## YOUR OBJECTIVE
Below is a block of records: output all of them exactly and leave out the pictures.

## RECORDS TO USE
>> Start
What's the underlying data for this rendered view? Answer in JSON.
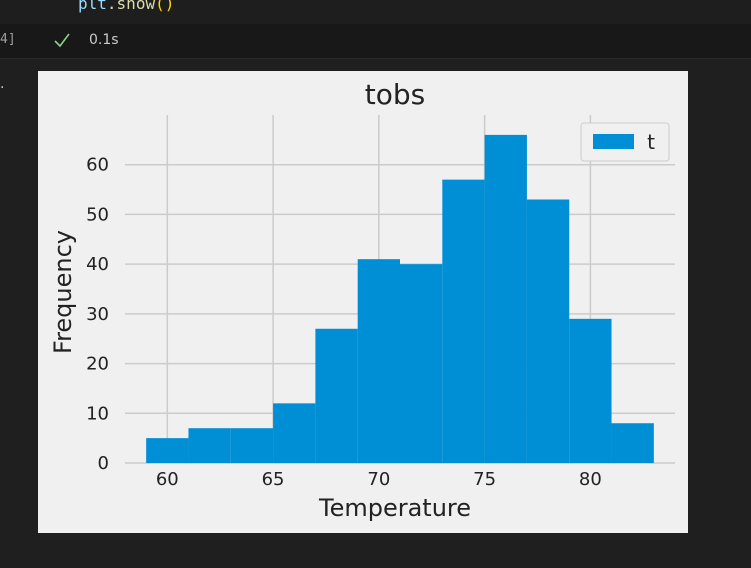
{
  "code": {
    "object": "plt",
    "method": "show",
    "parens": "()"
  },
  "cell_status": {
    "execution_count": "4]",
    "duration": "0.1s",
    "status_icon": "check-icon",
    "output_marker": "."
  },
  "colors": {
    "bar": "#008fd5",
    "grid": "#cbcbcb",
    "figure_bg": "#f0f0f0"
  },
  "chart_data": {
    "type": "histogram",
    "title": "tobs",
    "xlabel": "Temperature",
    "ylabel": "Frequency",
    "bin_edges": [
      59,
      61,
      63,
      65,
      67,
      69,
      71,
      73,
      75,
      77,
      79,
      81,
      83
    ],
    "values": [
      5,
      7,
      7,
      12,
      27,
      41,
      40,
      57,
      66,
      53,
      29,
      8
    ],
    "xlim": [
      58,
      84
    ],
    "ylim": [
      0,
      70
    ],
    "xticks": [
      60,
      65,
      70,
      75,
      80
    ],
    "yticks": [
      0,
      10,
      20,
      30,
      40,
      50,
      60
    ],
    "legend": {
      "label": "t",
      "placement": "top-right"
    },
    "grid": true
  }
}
>> End
## RESULT OF THIS TASK
What's the underlying data for this rendered view? Answer in JSON.
{
  "code": {
    "object": "plt",
    "method": "show",
    "parens": "()"
  },
  "cell_status": {
    "execution_count": "4]",
    "duration": "0.1s",
    "status_icon": "check-icon",
    "output_marker": "."
  },
  "colors": {
    "bar": "#008fd5",
    "grid": "#cbcbcb",
    "figure_bg": "#f0f0f0"
  },
  "chart_data": {
    "type": "histogram",
    "title": "tobs",
    "xlabel": "Temperature",
    "ylabel": "Frequency",
    "bin_edges": [
      59,
      61,
      63,
      65,
      67,
      69,
      71,
      73,
      75,
      77,
      79,
      81,
      83
    ],
    "values": [
      5,
      7,
      7,
      12,
      27,
      41,
      40,
      57,
      66,
      53,
      29,
      8
    ],
    "xlim": [
      58,
      84
    ],
    "ylim": [
      0,
      70
    ],
    "xticks": [
      60,
      65,
      70,
      75,
      80
    ],
    "yticks": [
      0,
      10,
      20,
      30,
      40,
      50,
      60
    ],
    "legend": {
      "label": "t",
      "placement": "top-right"
    },
    "grid": true
  }
}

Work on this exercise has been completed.